Every line holding the string "sich" should be gathered.

[start of INFORMATION SHOWN]

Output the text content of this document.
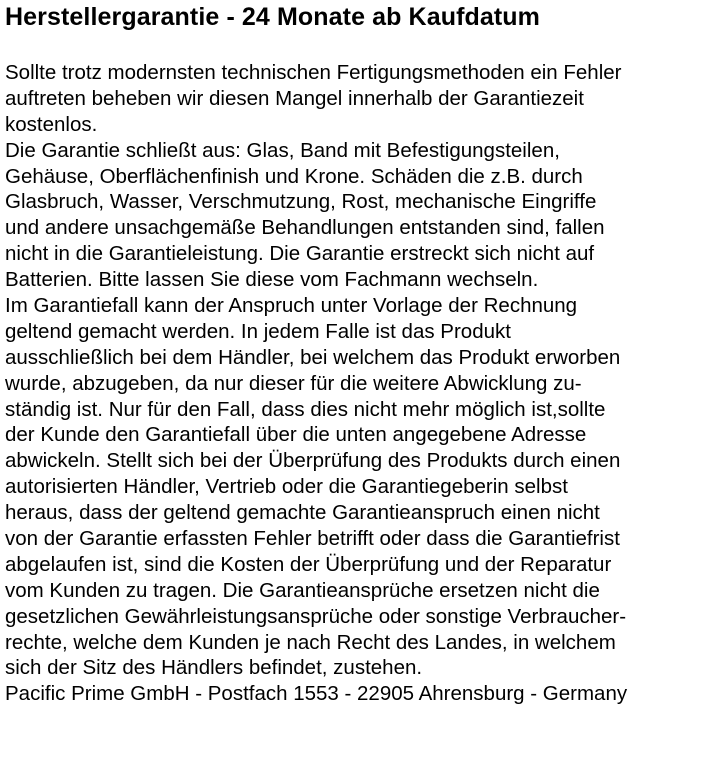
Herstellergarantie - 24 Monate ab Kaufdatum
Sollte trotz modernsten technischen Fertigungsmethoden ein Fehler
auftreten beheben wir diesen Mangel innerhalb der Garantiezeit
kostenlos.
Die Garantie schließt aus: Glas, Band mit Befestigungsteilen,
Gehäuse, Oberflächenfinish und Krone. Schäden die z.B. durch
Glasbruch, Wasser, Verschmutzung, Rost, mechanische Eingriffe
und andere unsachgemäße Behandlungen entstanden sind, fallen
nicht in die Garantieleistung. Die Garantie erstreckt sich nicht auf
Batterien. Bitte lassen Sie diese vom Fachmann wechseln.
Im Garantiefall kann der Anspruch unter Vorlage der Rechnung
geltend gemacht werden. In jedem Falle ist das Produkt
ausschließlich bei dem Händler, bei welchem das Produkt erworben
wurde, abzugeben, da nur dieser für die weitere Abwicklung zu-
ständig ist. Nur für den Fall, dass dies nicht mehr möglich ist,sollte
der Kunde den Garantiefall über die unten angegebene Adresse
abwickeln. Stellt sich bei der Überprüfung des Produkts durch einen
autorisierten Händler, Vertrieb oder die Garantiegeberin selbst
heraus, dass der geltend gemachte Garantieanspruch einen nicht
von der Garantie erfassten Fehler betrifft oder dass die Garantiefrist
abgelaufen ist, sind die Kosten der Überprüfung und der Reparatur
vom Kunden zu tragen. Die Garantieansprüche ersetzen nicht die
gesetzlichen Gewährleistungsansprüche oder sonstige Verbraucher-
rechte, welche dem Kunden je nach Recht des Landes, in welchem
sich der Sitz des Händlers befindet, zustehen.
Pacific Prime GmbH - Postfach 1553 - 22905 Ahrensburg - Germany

[end of INFORMATION SHOWN]
[start of INFORMATION SHOWN]

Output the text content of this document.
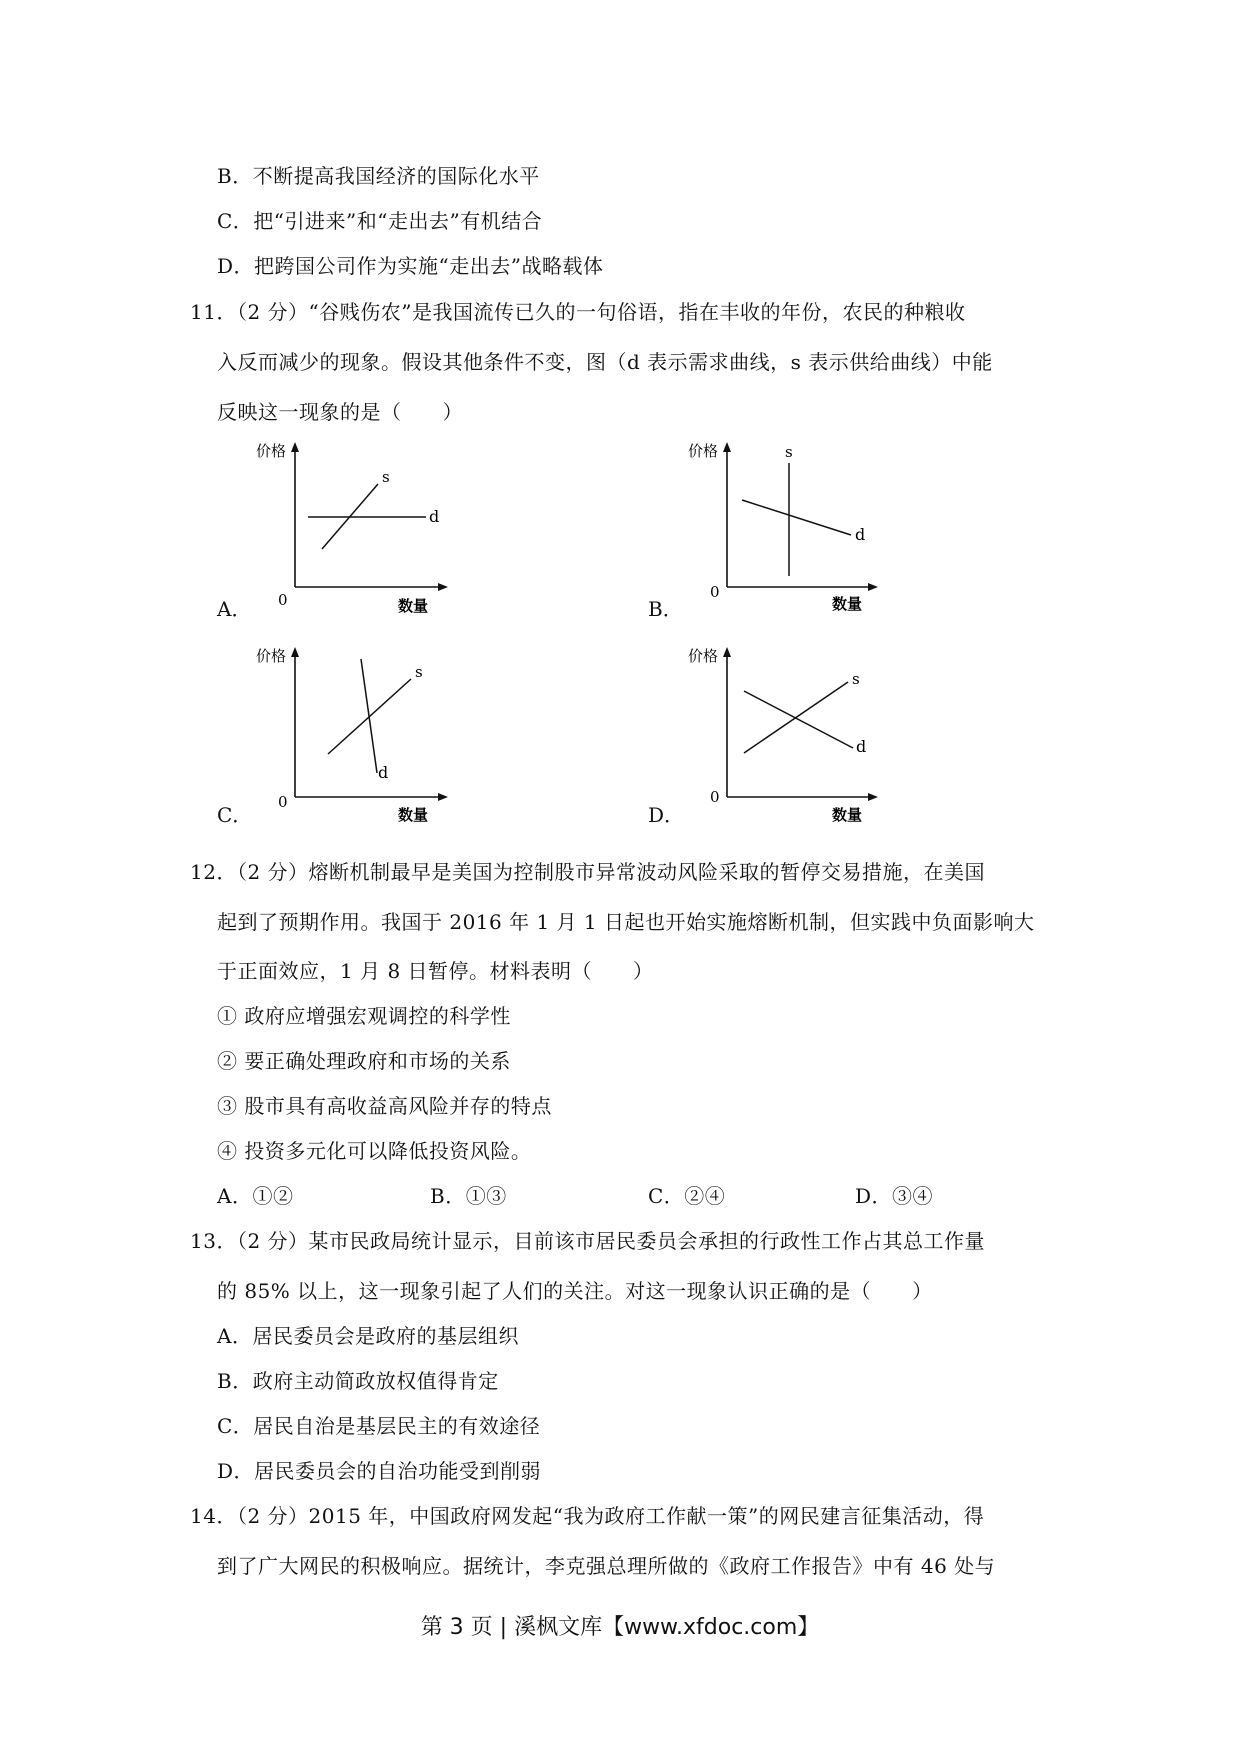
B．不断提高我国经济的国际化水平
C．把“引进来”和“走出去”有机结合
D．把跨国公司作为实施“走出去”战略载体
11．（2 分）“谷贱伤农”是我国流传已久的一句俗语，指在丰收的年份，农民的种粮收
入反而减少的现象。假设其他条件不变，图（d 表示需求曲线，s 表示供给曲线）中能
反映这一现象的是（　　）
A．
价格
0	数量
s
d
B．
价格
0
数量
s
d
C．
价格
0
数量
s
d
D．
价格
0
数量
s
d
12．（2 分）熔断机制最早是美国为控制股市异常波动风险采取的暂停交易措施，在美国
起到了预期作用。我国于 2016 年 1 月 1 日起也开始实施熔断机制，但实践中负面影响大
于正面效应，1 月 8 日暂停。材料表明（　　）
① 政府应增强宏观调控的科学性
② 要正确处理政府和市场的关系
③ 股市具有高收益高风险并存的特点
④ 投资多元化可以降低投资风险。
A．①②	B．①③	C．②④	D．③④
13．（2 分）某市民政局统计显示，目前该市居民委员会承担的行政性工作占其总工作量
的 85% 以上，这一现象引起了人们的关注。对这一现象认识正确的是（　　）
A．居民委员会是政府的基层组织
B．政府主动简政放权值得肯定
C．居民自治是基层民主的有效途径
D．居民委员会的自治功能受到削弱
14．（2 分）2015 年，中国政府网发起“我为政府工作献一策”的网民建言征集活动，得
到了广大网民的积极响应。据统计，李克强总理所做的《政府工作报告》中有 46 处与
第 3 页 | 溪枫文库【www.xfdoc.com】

[end of INFORMATION SHOWN]

RESULT OF THIS EXERCISE
nicht in die Garantieleistung. Die Garantie erstreckt sich nicht auf
abwickeln. Stellt sich bei der Überprüfung des Produkts durch einen
sich der Sitz des Händlers befindet, zustehen.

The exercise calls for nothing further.